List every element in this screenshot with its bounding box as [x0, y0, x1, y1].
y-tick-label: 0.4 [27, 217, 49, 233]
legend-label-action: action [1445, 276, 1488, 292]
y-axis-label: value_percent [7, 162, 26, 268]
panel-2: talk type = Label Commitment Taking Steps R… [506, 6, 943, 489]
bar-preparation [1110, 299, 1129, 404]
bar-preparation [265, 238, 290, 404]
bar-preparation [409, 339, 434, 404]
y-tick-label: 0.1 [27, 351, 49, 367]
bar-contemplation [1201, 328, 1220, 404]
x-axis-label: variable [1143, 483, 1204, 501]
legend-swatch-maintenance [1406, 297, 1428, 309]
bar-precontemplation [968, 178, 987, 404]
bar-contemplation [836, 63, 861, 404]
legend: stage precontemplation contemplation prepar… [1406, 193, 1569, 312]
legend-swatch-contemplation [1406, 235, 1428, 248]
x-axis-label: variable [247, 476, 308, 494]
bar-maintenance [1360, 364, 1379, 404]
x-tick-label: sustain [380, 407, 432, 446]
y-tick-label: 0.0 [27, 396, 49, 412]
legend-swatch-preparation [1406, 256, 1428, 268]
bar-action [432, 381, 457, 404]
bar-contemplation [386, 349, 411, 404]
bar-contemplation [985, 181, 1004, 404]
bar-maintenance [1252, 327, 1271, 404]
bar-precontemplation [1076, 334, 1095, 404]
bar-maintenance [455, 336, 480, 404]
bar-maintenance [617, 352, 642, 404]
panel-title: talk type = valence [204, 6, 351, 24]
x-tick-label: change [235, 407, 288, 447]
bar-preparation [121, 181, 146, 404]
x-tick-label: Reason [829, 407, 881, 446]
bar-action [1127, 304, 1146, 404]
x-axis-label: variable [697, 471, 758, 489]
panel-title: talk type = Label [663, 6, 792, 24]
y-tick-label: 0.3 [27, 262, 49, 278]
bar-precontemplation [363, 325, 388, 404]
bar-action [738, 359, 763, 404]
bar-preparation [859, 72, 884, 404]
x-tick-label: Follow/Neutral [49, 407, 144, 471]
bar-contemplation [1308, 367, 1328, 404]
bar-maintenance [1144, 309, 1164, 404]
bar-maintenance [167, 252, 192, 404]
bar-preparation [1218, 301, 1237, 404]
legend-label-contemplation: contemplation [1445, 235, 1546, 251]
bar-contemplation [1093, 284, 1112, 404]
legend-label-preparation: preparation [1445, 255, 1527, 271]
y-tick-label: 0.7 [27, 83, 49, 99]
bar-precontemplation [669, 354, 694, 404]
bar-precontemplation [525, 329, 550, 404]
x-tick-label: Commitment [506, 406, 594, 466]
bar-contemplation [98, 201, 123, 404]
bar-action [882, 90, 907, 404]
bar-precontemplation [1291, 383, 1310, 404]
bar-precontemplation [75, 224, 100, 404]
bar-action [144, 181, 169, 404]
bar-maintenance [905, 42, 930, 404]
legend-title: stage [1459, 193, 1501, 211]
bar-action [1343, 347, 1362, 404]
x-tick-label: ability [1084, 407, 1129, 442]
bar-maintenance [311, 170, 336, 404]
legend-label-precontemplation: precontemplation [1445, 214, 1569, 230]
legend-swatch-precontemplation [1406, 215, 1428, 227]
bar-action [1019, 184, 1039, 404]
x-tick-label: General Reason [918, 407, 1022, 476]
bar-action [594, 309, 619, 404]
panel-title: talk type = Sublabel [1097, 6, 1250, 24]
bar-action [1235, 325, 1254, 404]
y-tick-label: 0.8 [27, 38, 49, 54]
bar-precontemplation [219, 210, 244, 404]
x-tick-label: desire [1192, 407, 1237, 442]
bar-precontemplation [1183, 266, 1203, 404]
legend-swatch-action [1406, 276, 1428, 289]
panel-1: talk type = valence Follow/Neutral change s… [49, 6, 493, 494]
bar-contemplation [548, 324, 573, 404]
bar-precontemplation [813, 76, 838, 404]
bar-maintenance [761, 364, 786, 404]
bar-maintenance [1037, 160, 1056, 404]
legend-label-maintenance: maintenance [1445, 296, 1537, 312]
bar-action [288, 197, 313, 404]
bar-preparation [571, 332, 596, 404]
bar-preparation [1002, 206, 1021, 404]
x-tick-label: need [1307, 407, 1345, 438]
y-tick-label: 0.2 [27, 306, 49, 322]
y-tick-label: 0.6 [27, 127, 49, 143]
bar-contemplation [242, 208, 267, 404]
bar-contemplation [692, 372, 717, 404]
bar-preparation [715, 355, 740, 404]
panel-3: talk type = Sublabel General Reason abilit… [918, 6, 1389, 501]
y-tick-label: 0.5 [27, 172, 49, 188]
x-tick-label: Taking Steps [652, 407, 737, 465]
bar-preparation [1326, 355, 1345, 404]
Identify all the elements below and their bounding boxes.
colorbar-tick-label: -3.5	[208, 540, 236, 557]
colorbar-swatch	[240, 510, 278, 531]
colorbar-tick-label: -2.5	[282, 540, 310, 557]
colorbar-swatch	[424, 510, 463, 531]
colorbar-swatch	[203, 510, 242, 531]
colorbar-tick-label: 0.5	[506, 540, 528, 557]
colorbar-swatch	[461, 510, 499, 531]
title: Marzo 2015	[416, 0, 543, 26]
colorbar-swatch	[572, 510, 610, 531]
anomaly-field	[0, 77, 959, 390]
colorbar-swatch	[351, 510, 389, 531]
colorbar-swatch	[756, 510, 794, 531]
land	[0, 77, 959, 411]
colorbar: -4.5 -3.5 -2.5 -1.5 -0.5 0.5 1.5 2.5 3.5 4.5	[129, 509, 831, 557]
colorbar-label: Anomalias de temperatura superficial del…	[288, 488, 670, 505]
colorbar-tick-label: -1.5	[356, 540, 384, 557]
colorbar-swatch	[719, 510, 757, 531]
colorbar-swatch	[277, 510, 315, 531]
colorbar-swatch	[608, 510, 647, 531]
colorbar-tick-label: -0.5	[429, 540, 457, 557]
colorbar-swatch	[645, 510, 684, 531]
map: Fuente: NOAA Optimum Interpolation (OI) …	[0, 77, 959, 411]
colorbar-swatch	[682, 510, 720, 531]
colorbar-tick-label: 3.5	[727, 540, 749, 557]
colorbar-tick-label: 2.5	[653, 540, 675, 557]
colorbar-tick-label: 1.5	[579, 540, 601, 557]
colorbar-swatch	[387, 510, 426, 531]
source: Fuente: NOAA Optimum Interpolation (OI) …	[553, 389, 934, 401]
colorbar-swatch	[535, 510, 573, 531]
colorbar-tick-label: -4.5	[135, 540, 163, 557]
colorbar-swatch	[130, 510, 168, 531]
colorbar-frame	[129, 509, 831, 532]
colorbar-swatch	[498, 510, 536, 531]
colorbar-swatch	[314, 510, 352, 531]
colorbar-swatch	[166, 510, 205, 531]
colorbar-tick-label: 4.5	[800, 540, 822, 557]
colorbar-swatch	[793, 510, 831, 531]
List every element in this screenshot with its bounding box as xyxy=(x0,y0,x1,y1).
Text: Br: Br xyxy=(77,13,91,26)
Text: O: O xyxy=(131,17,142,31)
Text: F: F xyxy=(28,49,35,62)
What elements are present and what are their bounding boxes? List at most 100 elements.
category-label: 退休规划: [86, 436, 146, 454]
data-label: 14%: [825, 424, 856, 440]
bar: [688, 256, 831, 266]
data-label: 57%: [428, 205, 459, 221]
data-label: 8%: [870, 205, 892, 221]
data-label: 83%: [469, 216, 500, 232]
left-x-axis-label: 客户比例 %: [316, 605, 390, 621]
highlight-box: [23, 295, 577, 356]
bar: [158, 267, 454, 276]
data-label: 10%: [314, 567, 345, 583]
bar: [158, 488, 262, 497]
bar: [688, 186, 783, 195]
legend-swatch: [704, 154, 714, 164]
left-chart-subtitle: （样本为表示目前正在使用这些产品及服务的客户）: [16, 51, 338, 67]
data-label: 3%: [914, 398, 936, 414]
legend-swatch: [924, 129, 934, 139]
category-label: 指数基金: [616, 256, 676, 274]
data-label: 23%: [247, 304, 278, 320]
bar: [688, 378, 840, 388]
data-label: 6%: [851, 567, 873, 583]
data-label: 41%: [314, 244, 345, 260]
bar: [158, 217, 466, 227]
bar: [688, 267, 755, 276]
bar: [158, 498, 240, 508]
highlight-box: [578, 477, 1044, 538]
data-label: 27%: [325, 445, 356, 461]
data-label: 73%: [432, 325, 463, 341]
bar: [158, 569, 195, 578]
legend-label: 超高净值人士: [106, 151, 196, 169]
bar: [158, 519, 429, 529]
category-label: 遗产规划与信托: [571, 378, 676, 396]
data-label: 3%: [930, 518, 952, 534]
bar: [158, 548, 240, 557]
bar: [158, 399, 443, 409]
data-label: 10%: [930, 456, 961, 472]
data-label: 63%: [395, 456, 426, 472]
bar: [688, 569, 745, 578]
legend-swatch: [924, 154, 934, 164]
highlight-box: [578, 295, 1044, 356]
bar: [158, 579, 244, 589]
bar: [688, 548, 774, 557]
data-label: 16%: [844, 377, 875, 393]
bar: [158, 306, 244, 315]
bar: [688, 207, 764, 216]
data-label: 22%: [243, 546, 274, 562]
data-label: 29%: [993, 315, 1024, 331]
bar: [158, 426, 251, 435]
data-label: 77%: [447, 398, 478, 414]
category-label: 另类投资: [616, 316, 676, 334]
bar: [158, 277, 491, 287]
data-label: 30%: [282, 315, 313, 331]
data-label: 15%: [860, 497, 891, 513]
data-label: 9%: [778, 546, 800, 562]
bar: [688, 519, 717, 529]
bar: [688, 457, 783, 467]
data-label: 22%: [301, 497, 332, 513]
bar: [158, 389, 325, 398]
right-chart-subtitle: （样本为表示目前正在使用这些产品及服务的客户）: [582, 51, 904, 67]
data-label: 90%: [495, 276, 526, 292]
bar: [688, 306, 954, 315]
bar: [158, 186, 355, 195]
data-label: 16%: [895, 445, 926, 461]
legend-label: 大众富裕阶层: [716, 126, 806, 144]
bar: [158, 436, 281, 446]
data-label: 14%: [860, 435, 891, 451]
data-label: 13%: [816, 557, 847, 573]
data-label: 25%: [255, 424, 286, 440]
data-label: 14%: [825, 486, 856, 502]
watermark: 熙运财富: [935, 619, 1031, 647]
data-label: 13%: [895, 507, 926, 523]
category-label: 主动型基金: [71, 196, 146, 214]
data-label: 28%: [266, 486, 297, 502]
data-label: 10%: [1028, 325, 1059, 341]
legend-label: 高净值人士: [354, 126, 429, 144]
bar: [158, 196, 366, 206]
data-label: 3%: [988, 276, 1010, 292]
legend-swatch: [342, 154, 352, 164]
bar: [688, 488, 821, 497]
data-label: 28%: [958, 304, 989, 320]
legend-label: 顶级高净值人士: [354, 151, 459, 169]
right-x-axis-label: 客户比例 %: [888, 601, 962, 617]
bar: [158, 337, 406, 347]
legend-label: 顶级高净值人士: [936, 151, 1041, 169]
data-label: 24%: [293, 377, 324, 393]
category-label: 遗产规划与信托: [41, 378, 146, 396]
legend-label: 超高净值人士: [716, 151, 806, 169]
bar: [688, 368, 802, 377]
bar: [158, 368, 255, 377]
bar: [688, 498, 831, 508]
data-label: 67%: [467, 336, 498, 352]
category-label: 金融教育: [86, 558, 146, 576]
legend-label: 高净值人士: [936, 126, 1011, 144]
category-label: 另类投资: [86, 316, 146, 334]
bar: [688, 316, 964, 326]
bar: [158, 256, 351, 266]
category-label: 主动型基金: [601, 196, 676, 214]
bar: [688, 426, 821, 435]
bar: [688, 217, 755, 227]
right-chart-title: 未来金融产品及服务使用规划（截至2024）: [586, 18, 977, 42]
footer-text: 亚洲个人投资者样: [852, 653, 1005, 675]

**Required task**
Reproduce the entries above word for word, from their first line through the line that contains "bar-precontemplation [363, 325, 388, 404]", including both of those lines.

**Response to this exercise**
List every element in this screenshot with its bounding box as [x0, y0, x1, y1].
y-tick-label: 0.4 [27, 217, 49, 233]
legend-label-action: action [1445, 276, 1488, 292]
y-axis-label: value_percent [7, 162, 26, 268]
panel-2: talk type = Label Commitment Taking Steps R… [506, 6, 943, 489]
bar-preparation [1110, 299, 1129, 404]
bar-preparation [265, 238, 290, 404]
bar-preparation [409, 339, 434, 404]
y-tick-label: 0.1 [27, 351, 49, 367]
bar-contemplation [1201, 328, 1220, 404]
x-axis-label: variable [1143, 483, 1204, 501]
legend-swatch-maintenance [1406, 297, 1428, 309]
bar-precontemplation [968, 178, 987, 404]
bar-contemplation [836, 63, 861, 404]
legend: stage precontemplation contemplation prepar… [1406, 193, 1569, 312]
legend-swatch-contemplation [1406, 235, 1428, 248]
x-axis-label: variable [247, 476, 308, 494]
bar-maintenance [1360, 364, 1379, 404]
x-tick-label: sustain [380, 407, 432, 446]
y-tick-label: 0.0 [27, 396, 49, 412]
legend-swatch-preparation [1406, 256, 1428, 268]
bar-action [432, 381, 457, 404]
bar-contemplation [386, 349, 411, 404]
bar-contemplation [985, 181, 1004, 404]
bar-maintenance [1252, 327, 1271, 404]
bar-precontemplation [1076, 334, 1095, 404]
bar-maintenance [455, 336, 480, 404]
bar-maintenance [617, 352, 642, 404]
panel-title: talk type = valence [204, 6, 351, 24]
x-tick-label: change [235, 407, 288, 447]
bar-preparation [121, 181, 146, 404]
x-tick-label: Reason [829, 407, 881, 446]
bar-action [1127, 304, 1146, 404]
x-axis-label: variable [697, 471, 758, 489]
panel-title: talk type = Label [663, 6, 792, 24]
y-tick-label: 0.3 [27, 262, 49, 278]
bar-precontemplation [363, 325, 388, 404]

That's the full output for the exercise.